* [Written task]: Leave out the pictures and repeat everything else in the records exactly.

Stored data:
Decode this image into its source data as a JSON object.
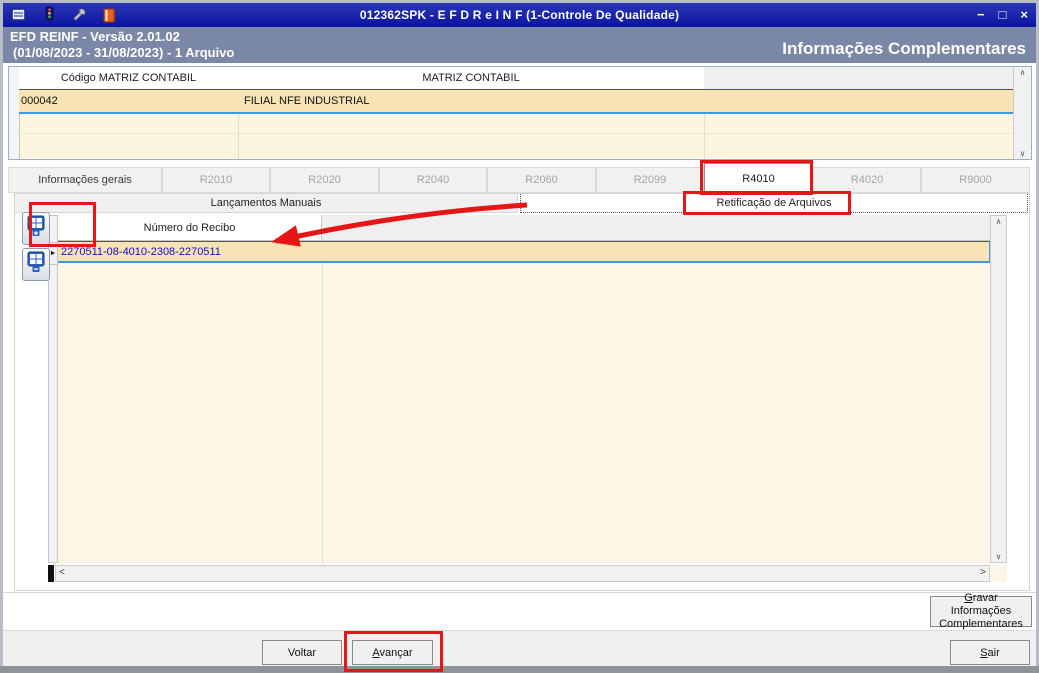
{
  "titlebar": {
    "title": "012362SPK - E F D   R e I N F (1-Controle De Qualidade)",
    "controls": {
      "minimize": "−",
      "maximize": "□",
      "close": "×"
    }
  },
  "header": {
    "line1": "EFD REINF - Versão 2.01.02",
    "line2": "(01/08/2023 - 31/08/2023) - 1 Arquivo",
    "right_title": "Informações Complementares"
  },
  "matrix_table": {
    "columns": [
      "Código MATRIZ CONTABIL",
      "MATRIZ CONTABIL"
    ],
    "rows": [
      {
        "codigo": "000042",
        "nome": "FILIAL NFE INDUSTRIAL"
      }
    ]
  },
  "tabs": {
    "selected": "R4010",
    "items": [
      {
        "label": "Informações gerais"
      },
      {
        "label": "R2010"
      },
      {
        "label": "R2020"
      },
      {
        "label": "R2040"
      },
      {
        "label": "R2060"
      },
      {
        "label": "R2099"
      },
      {
        "label": "R4010"
      },
      {
        "label": "R4020"
      },
      {
        "label": "R9000"
      }
    ]
  },
  "subtabs": {
    "left": "Lançamentos Manuais",
    "right": "Retificação de Arquivos"
  },
  "grid": {
    "column": "Número do Recibo",
    "rows": [
      {
        "recibo": "2270511-08-4010-2308-2270511"
      }
    ]
  },
  "buttons": {
    "voltar": "Voltar",
    "avancar_head": "A",
    "avancar_tail": "vançar",
    "sair_head": "S",
    "sair_tail": "air",
    "gravar_line1_head": "G",
    "gravar_line1_tail": "ravar Informações",
    "gravar_line2": "Complementares"
  },
  "icons": {
    "scroll_up": "∧",
    "scroll_down": "∨",
    "scroll_left": "<",
    "scroll_right": ">",
    "row_pointer": "►"
  },
  "annotations": {
    "color": "#E41616",
    "boxes": [
      "tab R4010",
      "subtab Retificação de Arquivos",
      "insert-row tool button",
      "Avançar button"
    ],
    "arrow_points_to": "grid row 2270511-08-4010-2308-2270511"
  }
}
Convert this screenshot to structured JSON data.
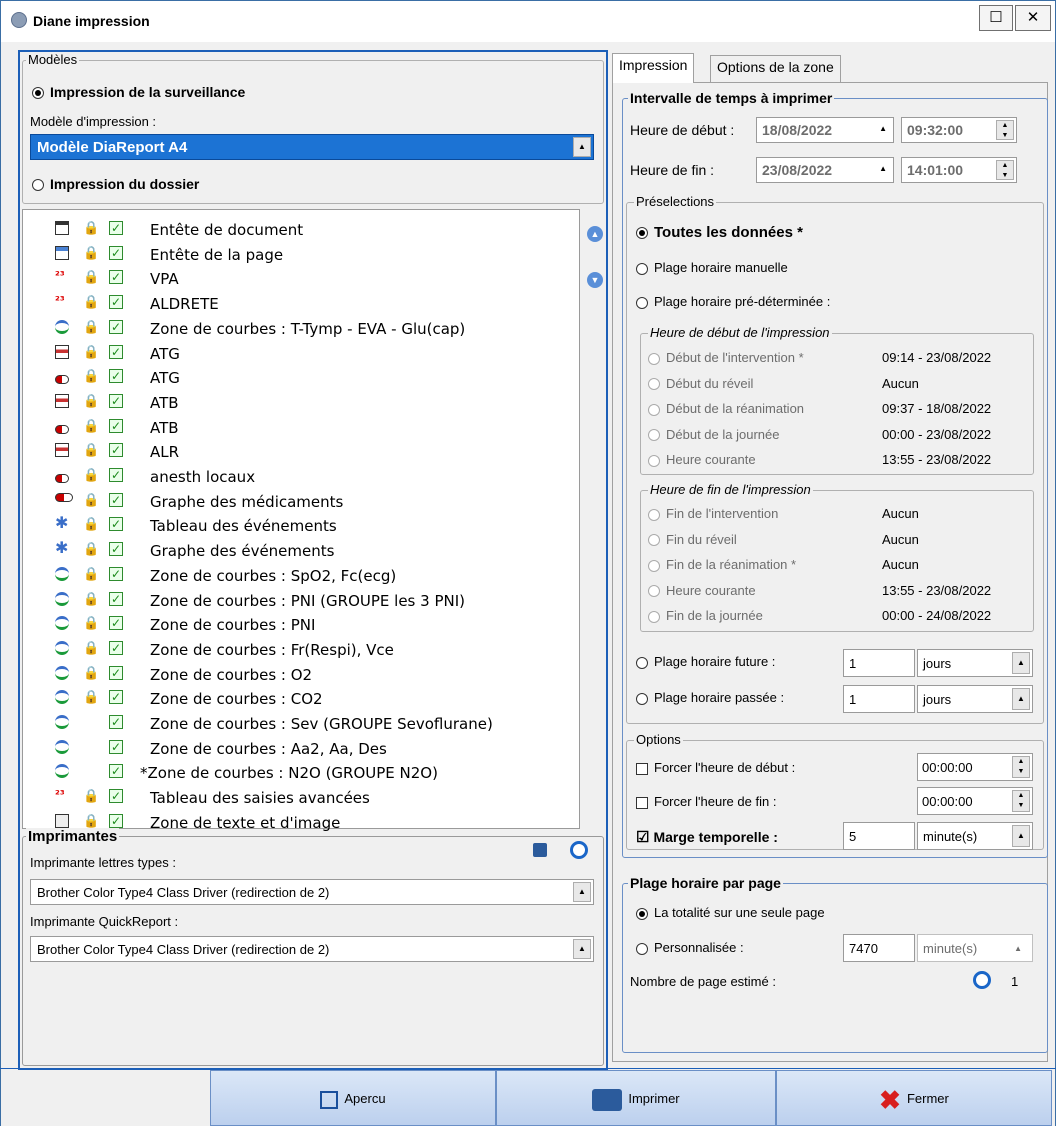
{
  "window": {
    "title": "Diane impression",
    "maximize_label": "☐",
    "close_label": "✕"
  },
  "models": {
    "legend": "Modèles",
    "surv_label": "Impression de la surveillance",
    "model_label": "Modèle d'impression :",
    "model_value": "Modèle DiaReport A4",
    "dossier_label": "Impression du dossier"
  },
  "tree": [
    {
      "icon": "header-icon",
      "lock": true,
      "text": "Entête de document"
    },
    {
      "icon": "page-header-icon",
      "lock": true,
      "text": "Entête de la page"
    },
    {
      "icon": "table-123-icon",
      "lock": true,
      "text": "VPA"
    },
    {
      "icon": "table-123-icon",
      "lock": true,
      "text": "ALDRETE"
    },
    {
      "icon": "curve-icon",
      "lock": true,
      "text": "Zone de courbes : T-Tymp - EVA - Glu(cap)"
    },
    {
      "icon": "drug-table-icon",
      "lock": true,
      "text": "ATG"
    },
    {
      "icon": "pill-text-icon",
      "lock": true,
      "text": "ATG"
    },
    {
      "icon": "drug-table-icon",
      "lock": true,
      "text": "ATB"
    },
    {
      "icon": "pill-text-icon",
      "lock": true,
      "text": "ATB"
    },
    {
      "icon": "drug-table-icon",
      "lock": true,
      "text": "ALR"
    },
    {
      "icon": "pill-text-icon",
      "lock": true,
      "text": "anesth locaux"
    },
    {
      "icon": "pill-icon",
      "lock": true,
      "text": "Graphe des médicaments"
    },
    {
      "icon": "event-table-icon",
      "lock": true,
      "text": "Tableau des événements"
    },
    {
      "icon": "event-icon",
      "lock": true,
      "text": "Graphe des événements"
    },
    {
      "icon": "curve-icon",
      "lock": true,
      "text": "Zone de courbes : SpO2, Fc(ecg)"
    },
    {
      "icon": "curve-icon",
      "lock": true,
      "text": "Zone de courbes : PNI (GROUPE les 3 PNI)"
    },
    {
      "icon": "curve-icon",
      "lock": true,
      "text": "Zone de courbes : PNI"
    },
    {
      "icon": "curve-icon",
      "lock": true,
      "text": "Zone de courbes : Fr(Respi), Vce"
    },
    {
      "icon": "curve-icon",
      "lock": true,
      "text": "Zone de courbes : O2"
    },
    {
      "icon": "curve-icon",
      "lock": true,
      "text": "Zone de courbes : CO2"
    },
    {
      "icon": "curve-icon",
      "lock": false,
      "text": "Zone de courbes : Sev (GROUPE Sevoflurane)"
    },
    {
      "icon": "curve-icon",
      "lock": false,
      "text": "Zone de courbes : Aa2, Aa, Des"
    },
    {
      "icon": "curve-icon",
      "lock": false,
      "text": "*Zone de courbes : N2O (GROUPE N2O)"
    },
    {
      "icon": "table-123-icon",
      "lock": true,
      "text": "Tableau des saisies avancées"
    },
    {
      "icon": "text-image-icon",
      "lock": true,
      "text": "Zone de texte et d'image"
    }
  ],
  "printers": {
    "legend": "Imprimantes",
    "letters_label": "Imprimante lettres types :",
    "letters_value": "Brother Color Type4 Class Driver (redirection de 2)",
    "qr_label": "Imprimante QuickReport :",
    "qr_value": "Brother Color Type4 Class Driver (redirection de 2)"
  },
  "tabs": {
    "impression": "Impression",
    "options_zone": "Options de la zone"
  },
  "interval": {
    "legend": "Intervalle de temps à imprimer",
    "start_label": "Heure de début :",
    "start_date": "18/08/2022",
    "start_time": "09:32:00",
    "end_label": "Heure de fin :",
    "end_date": "23/08/2022",
    "end_time": "14:01:00"
  },
  "presel": {
    "legend": "Préselections",
    "all": "Toutes les données *",
    "manual": "Plage horaire manuelle",
    "predef": "Plage horaire pré-déterminée :",
    "start_legend": "Heure de début de l'impression",
    "start_items": [
      {
        "label": "Début de l'intervention *",
        "value": "09:14 - 23/08/2022"
      },
      {
        "label": "Début du réveil",
        "value": "Aucun"
      },
      {
        "label": "Début de la réanimation",
        "value": "09:37 - 18/08/2022"
      },
      {
        "label": "Début de la journée",
        "value": "00:00 - 23/08/2022"
      },
      {
        "label": "Heure courante",
        "value": "13:55 - 23/08/2022"
      }
    ],
    "end_legend": "Heure de fin de l'impression",
    "end_items": [
      {
        "label": "Fin de l'intervention",
        "value": "Aucun"
      },
      {
        "label": "Fin du réveil",
        "value": "Aucun"
      },
      {
        "label": "Fin de la réanimation *",
        "value": "Aucun"
      },
      {
        "label": "Heure courante",
        "value": "13:55 - 23/08/2022"
      },
      {
        "label": "Fin de la journée",
        "value": "00:00 - 24/08/2022"
      }
    ],
    "future_label": "Plage horaire future :",
    "future_value": "1",
    "future_unit": "jours",
    "past_label": "Plage horaire passée :",
    "past_value": "1",
    "past_unit": "jours"
  },
  "options": {
    "legend": "Options",
    "force_start": "Forcer l'heure de début :",
    "force_start_value": "00:00:00",
    "force_end": "Forcer l'heure de fin :",
    "force_end_value": "00:00:00",
    "margin_label": "Marge temporelle :",
    "margin_check": "☑",
    "margin_value": "5",
    "margin_unit": "minute(s)"
  },
  "perpage": {
    "legend": "Plage horaire par page",
    "single": "La totalité sur une seule page",
    "custom": "Personnalisée :",
    "custom_value": "7470",
    "custom_unit": "minute(s)",
    "estimate_label": "Nombre de page estimé :",
    "estimate_value": "1"
  },
  "buttons": {
    "preview": "Apercu",
    "print": "Imprimer",
    "close": "Fermer"
  }
}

* [Exercise answer]:
Decode this image into its source data as a JSON object.
{
  "titlebar": {
    "title": "012362SPK - E F D   R e I N F (1-Controle De Qualidade)",
    "controls": {
      "minimize": "−",
      "maximize": "□",
      "close": "×"
    }
  },
  "header": {
    "line1": "EFD REINF - Versão 2.01.02",
    "line2": "(01/08/2023 - 31/08/2023) - 1 Arquivo",
    "right_title": "Informações Complementares"
  },
  "matrix_table": {
    "columns": [
      "Código MATRIZ CONTABIL",
      "MATRIZ CONTABIL"
    ],
    "rows": [
      {
        "codigo": "000042",
        "nome": "FILIAL NFE INDUSTRIAL"
      }
    ]
  },
  "tabs": {
    "selected": "R4010",
    "items": [
      {
        "label": "Informações gerais"
      },
      {
        "label": "R2010"
      },
      {
        "label": "R2020"
      },
      {
        "label": "R2040"
      },
      {
        "label": "R2060"
      },
      {
        "label": "R2099"
      },
      {
        "label": "R4010"
      },
      {
        "label": "R4020"
      },
      {
        "label": "R9000"
      }
    ]
  },
  "subtabs": {
    "left": "Lançamentos Manuais",
    "right": "Retificação de Arquivos"
  },
  "grid": {
    "column": "Número do Recibo",
    "rows": [
      {
        "recibo": "2270511-08-4010-2308-2270511"
      }
    ]
  },
  "buttons": {
    "voltar": "Voltar",
    "avancar_head": "A",
    "avancar_tail": "vançar",
    "sair_head": "S",
    "sair_tail": "air",
    "gravar_line1_head": "G",
    "gravar_line1_tail": "ravar Informações",
    "gravar_line2": "Complementares"
  },
  "icons": {
    "scroll_up": "∧",
    "scroll_down": "∨",
    "scroll_left": "<",
    "scroll_right": ">",
    "row_pointer": "►"
  },
  "annotations": {
    "color": "#E41616",
    "boxes": [
      "tab R4010",
      "subtab Retificação de Arquivos",
      "insert-row tool button",
      "Avançar button"
    ],
    "arrow_points_to": "grid row 2270511-08-4010-2308-2270511"
  }
}
Convert this screenshot to structured JSON data.
{
  "window": {
    "title": "Diane impression",
    "maximize_label": "☐",
    "close_label": "✕"
  },
  "models": {
    "legend": "Modèles",
    "surv_label": "Impression de la surveillance",
    "model_label": "Modèle d'impression :",
    "model_value": "Modèle DiaReport A4",
    "dossier_label": "Impression du dossier"
  },
  "tree": [
    {
      "icon": "header-icon",
      "lock": true,
      "text": "Entête de document"
    },
    {
      "icon": "page-header-icon",
      "lock": true,
      "text": "Entête de la page"
    },
    {
      "icon": "table-123-icon",
      "lock": true,
      "text": "VPA"
    },
    {
      "icon": "table-123-icon",
      "lock": true,
      "text": "ALDRETE"
    },
    {
      "icon": "curve-icon",
      "lock": true,
      "text": "Zone de courbes : T-Tymp - EVA - Glu(cap)"
    },
    {
      "icon": "drug-table-icon",
      "lock": true,
      "text": "ATG"
    },
    {
      "icon": "pill-text-icon",
      "lock": true,
      "text": "ATG"
    },
    {
      "icon": "drug-table-icon",
      "lock": true,
      "text": "ATB"
    },
    {
      "icon": "pill-text-icon",
      "lock": true,
      "text": "ATB"
    },
    {
      "icon": "drug-table-icon",
      "lock": true,
      "text": "ALR"
    },
    {
      "icon": "pill-text-icon",
      "lock": true,
      "text": "anesth locaux"
    },
    {
      "icon": "pill-icon",
      "lock": true,
      "text": "Graphe des médicaments"
    },
    {
      "icon": "event-table-icon",
      "lock": true,
      "text": "Tableau des événements"
    },
    {
      "icon": "event-icon",
      "lock": true,
      "text": "Graphe des événements"
    },
    {
      "icon": "curve-icon",
      "lock": true,
      "text": "Zone de courbes : SpO2, Fc(ecg)"
    },
    {
      "icon": "curve-icon",
      "lock": true,
      "text": "Zone de courbes : PNI (GROUPE les 3 PNI)"
    },
    {
      "icon": "curve-icon",
      "lock": true,
      "text": "Zone de courbes : PNI"
    },
    {
      "icon": "curve-icon",
      "lock": true,
      "text": "Zone de courbes : Fr(Respi), Vce"
    },
    {
      "icon": "curve-icon",
      "lock": true,
      "text": "Zone de courbes : O2"
    },
    {
      "icon": "curve-icon",
      "lock": true,
      "text": "Zone de courbes : CO2"
    },
    {
      "icon": "curve-icon",
      "lock": false,
      "text": "Zone de courbes : Sev (GROUPE Sevoflurane)"
    },
    {
      "icon": "curve-icon",
      "lock": false,
      "text": "Zone de courbes : Aa2, Aa, Des"
    },
    {
      "icon": "curve-icon",
      "lock": false,
      "text": "*Zone de courbes : N2O (GROUPE N2O)"
    },
    {
      "icon": "table-123-icon",
      "lock": true,
      "text": "Tableau des saisies avancées"
    },
    {
      "icon": "text-image-icon",
      "lock": true,
      "text": "Zone de texte et d'image"
    }
  ],
  "printers": {
    "legend": "Imprimantes",
    "letters_label": "Imprimante lettres types :",
    "letters_value": "Brother Color Type4 Class Driver (redirection de 2)",
    "qr_label": "Imprimante QuickReport :",
    "qr_value": "Brother Color Type4 Class Driver (redirection de 2)"
  },
  "tabs": {
    "impression": "Impression",
    "options_zone": "Options de la zone"
  },
  "interval": {
    "legend": "Intervalle de temps à imprimer",
    "start_label": "Heure de début :",
    "start_date": "18/08/2022",
    "start_time": "09:32:00",
    "end_label": "Heure de fin :",
    "end_date": "23/08/2022",
    "end_time": "14:01:00"
  },
  "presel": {
    "legend": "Préselections",
    "all": "Toutes les données *",
    "manual": "Plage horaire manuelle",
    "predef": "Plage horaire pré-déterminée :",
    "start_legend": "Heure de début de l'impression",
    "start_items": [
      {
        "label": "Début de l'intervention *",
        "value": "09:14 - 23/08/2022"
      },
      {
        "label": "Début du réveil",
        "value": "Aucun"
      },
      {
        "label": "Début de la réanimation",
        "value": "09:37 - 18/08/2022"
      },
      {
        "label": "Début de la journée",
        "value": "00:00 - 23/08/2022"
      },
      {
        "label": "Heure courante",
        "value": "13:55 - 23/08/2022"
      }
    ],
    "end_legend": "Heure de fin de l'impression",
    "end_items": [
      {
        "label": "Fin de l'intervention",
        "value": "Aucun"
      },
      {
        "label": "Fin du réveil",
        "value": "Aucun"
      },
      {
        "label": "Fin de la réanimation *",
        "value": "Aucun"
      },
      {
        "label": "Heure courante",
        "value": "13:55 - 23/08/2022"
      },
      {
        "label": "Fin de la journée",
        "value": "00:00 - 24/08/2022"
      }
    ],
    "future_label": "Plage horaire future :",
    "future_value": "1",
    "future_unit": "jours",
    "past_label": "Plage horaire passée :",
    "past_value": "1",
    "past_unit": "jours"
  },
  "options": {
    "legend": "Options",
    "force_start": "Forcer l'heure de début :",
    "force_start_value": "00:00:00",
    "force_end": "Forcer l'heure de fin :",
    "force_end_value": "00:00:00",
    "margin_label": "Marge temporelle :",
    "margin_check": "☑",
    "margin_value": "5",
    "margin_unit": "minute(s)"
  },
  "perpage": {
    "legend": "Plage horaire par page",
    "single": "La totalité sur une seule page",
    "custom": "Personnalisée :",
    "custom_value": "7470",
    "custom_unit": "minute(s)",
    "estimate_label": "Nombre de page estimé :",
    "estimate_value": "1"
  },
  "buttons": {
    "preview": "Apercu",
    "print": "Imprimer",
    "close": "Fermer"
  }
}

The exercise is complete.